Records of where the elements appear
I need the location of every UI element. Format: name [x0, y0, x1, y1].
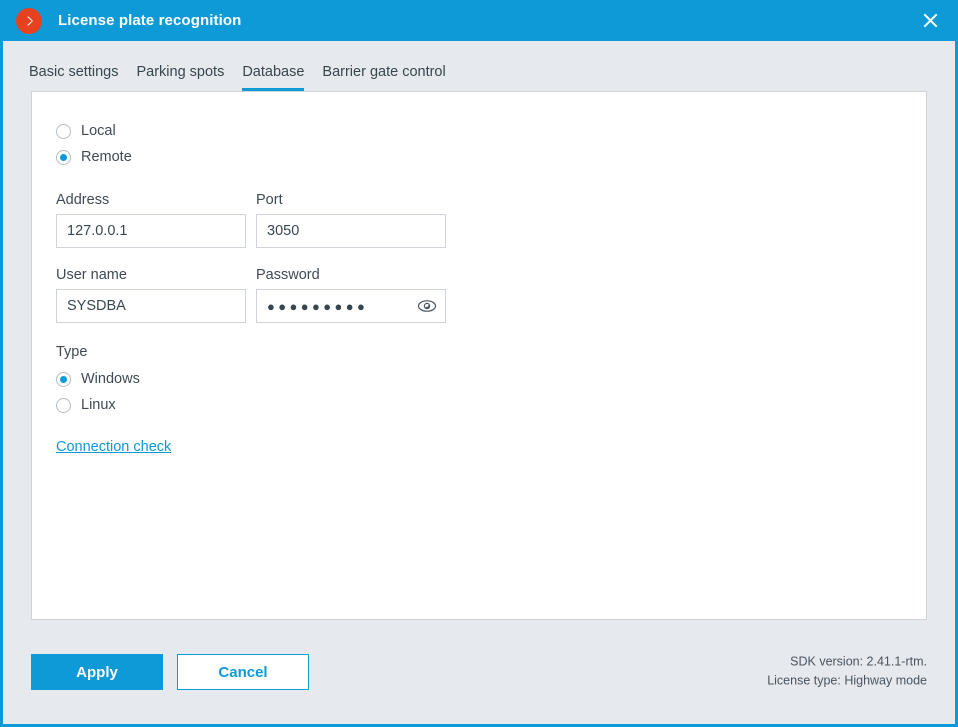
address-port-row: Address Port [56, 192, 902, 248]
radio-option-windows[interactable]: Windows [56, 367, 140, 391]
password-input-wrapper: ●●●●●●●●● [256, 289, 446, 323]
tab-barrier-gate-control[interactable]: Barrier gate control [322, 64, 445, 92]
address-input[interactable] [56, 214, 246, 248]
cancel-button[interactable]: Cancel [177, 654, 309, 690]
port-input[interactable] [256, 214, 446, 248]
radio-label-linux: Linux [81, 396, 116, 413]
window-title: License plate recognition [58, 12, 242, 29]
version-info: SDK version: 2.41.1-rtm. License type: H… [767, 653, 927, 692]
radio-option-linux[interactable]: Linux [56, 393, 116, 417]
apply-button[interactable]: Apply [31, 654, 163, 690]
eye-icon[interactable] [409, 290, 445, 322]
radio-indicator-remote [56, 149, 71, 165]
password-label: Password [256, 267, 320, 283]
radio-label-windows: Windows [81, 370, 140, 387]
radio-indicator-windows [56, 371, 71, 387]
chevron-right-circle-icon [16, 7, 42, 34]
radio-option-local[interactable]: Local [56, 119, 116, 143]
credentials-row: User name Password ●●●●●●●●● [56, 267, 902, 323]
type-label: Type [56, 344, 88, 360]
user-name-field-group: User name [56, 267, 246, 323]
radio-indicator-linux [56, 397, 71, 413]
sdk-version-text: SDK version: 2.41.1-rtm. [790, 654, 927, 669]
license-type-text: License type: Highway mode [767, 674, 927, 688]
close-icon[interactable] [902, 0, 958, 41]
tab-database[interactable]: Database [242, 64, 305, 91]
radio-label-remote: Remote [81, 148, 132, 165]
type-section: Type Windows Linux [56, 344, 902, 417]
port-label: Port [256, 192, 283, 208]
address-field-group: Address [56, 192, 246, 248]
tab-parking-spots[interactable]: Parking spots [136, 64, 224, 92]
radio-option-remote[interactable]: Remote [56, 145, 132, 169]
address-label: Address [56, 192, 110, 208]
tab-basic-settings[interactable]: Basic settings [29, 64, 118, 92]
password-field-group: Password ●●●●●●●●● [256, 267, 446, 323]
settings-panel: Local Remote Address Port User name P [31, 91, 927, 620]
user-name-label: User name [56, 267, 127, 283]
tab-bar: Basic settings Parking spots Database Ba… [3, 41, 955, 91]
radio-label-local: Local [81, 122, 116, 139]
connection-check-link[interactable]: Connection check [56, 439, 171, 455]
port-field-group: Port [256, 192, 446, 248]
application-window: License plate recognition Basic settings… [0, 0, 958, 727]
title-bar: License plate recognition [0, 0, 958, 41]
user-name-input[interactable] [56, 289, 246, 323]
connection-check-row: Connection check [56, 438, 902, 456]
action-button-row: Apply Cancel [31, 654, 309, 690]
footer-bar: Apply Cancel SDK version: 2.41.1-rtm. Li… [3, 620, 955, 724]
radio-indicator-local [56, 123, 71, 139]
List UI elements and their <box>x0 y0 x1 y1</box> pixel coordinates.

#### [EXERCISE]
Please pick out every line of the material above that contains the string "Database", matching its capitalization.

#### [RESPONSE TO THIS EXERCISE]
tab-database[interactable]: Database [242, 64, 305, 91]
tab-bar: Basic settings Parking spots Database Ba… [3, 41, 955, 91]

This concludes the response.